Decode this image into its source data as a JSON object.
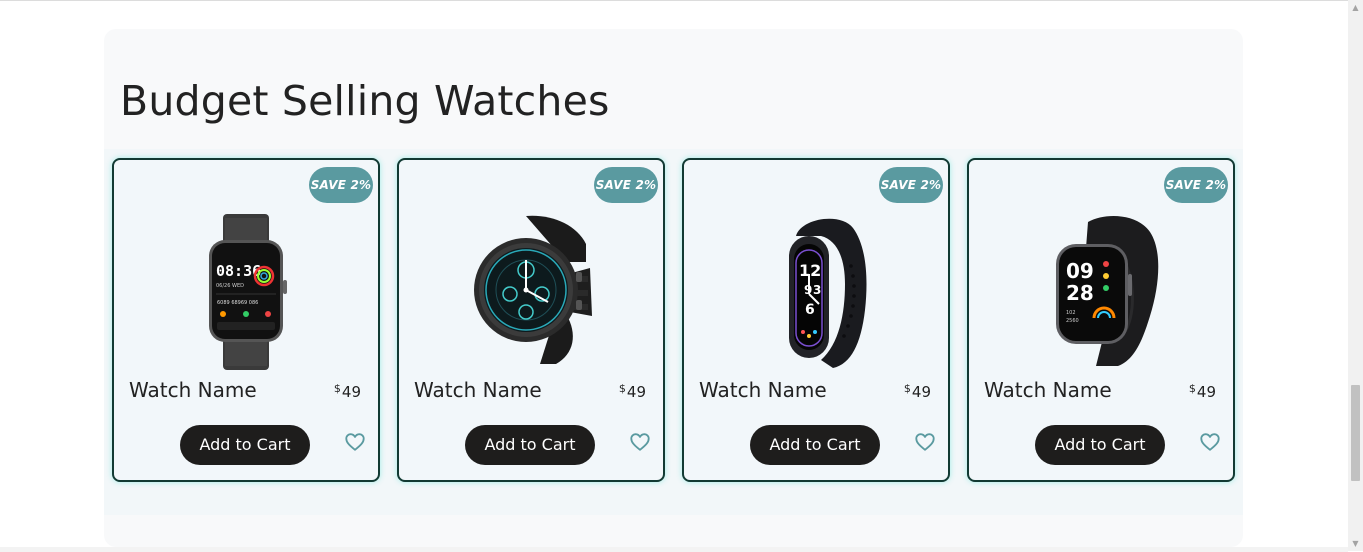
{
  "section": {
    "title": "Budget Selling Watches"
  },
  "products": [
    {
      "badge": "SAVE 2%",
      "name": "Watch Name",
      "currency": "$",
      "price": "49",
      "button": "Add to Cart",
      "image": "square-smartwatch-image"
    },
    {
      "badge": "SAVE 2%",
      "name": "Watch Name",
      "currency": "$",
      "price": "49",
      "button": "Add to Cart",
      "image": "round-smartwatch-image"
    },
    {
      "badge": "SAVE 2%",
      "name": "Watch Name",
      "currency": "$",
      "price": "49",
      "button": "Add to Cart",
      "image": "fitness-band-image"
    },
    {
      "badge": "SAVE 2%",
      "name": "Watch Name",
      "currency": "$",
      "price": "49",
      "button": "Add to Cart",
      "image": "square-smartwatch-dark-image"
    }
  ],
  "icons": {
    "favorite": "heart-icon",
    "scroll_up": "scroll-up-arrow",
    "scroll_down": "scroll-down-arrow"
  },
  "colors": {
    "badge": "#5a9aa0",
    "button": "#1e1d1c",
    "card_border": "#123a33",
    "heart": "#5a9aa0"
  }
}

Set task —
Make an exact copy of the data above, pictures excluded.

Task answer —
Decode this image into its source data as a JSON object.
{
  "section": {
    "title": "Budget Selling Watches"
  },
  "products": [
    {
      "badge": "SAVE 2%",
      "name": "Watch Name",
      "currency": "$",
      "price": "49",
      "button": "Add to Cart",
      "image": "square-smartwatch-image"
    },
    {
      "badge": "SAVE 2%",
      "name": "Watch Name",
      "currency": "$",
      "price": "49",
      "button": "Add to Cart",
      "image": "round-smartwatch-image"
    },
    {
      "badge": "SAVE 2%",
      "name": "Watch Name",
      "currency": "$",
      "price": "49",
      "button": "Add to Cart",
      "image": "fitness-band-image"
    },
    {
      "badge": "SAVE 2%",
      "name": "Watch Name",
      "currency": "$",
      "price": "49",
      "button": "Add to Cart",
      "image": "square-smartwatch-dark-image"
    }
  ],
  "icons": {
    "favorite": "heart-icon",
    "scroll_up": "scroll-up-arrow",
    "scroll_down": "scroll-down-arrow"
  },
  "colors": {
    "badge": "#5a9aa0",
    "button": "#1e1d1c",
    "card_border": "#123a33",
    "heart": "#5a9aa0"
  }
}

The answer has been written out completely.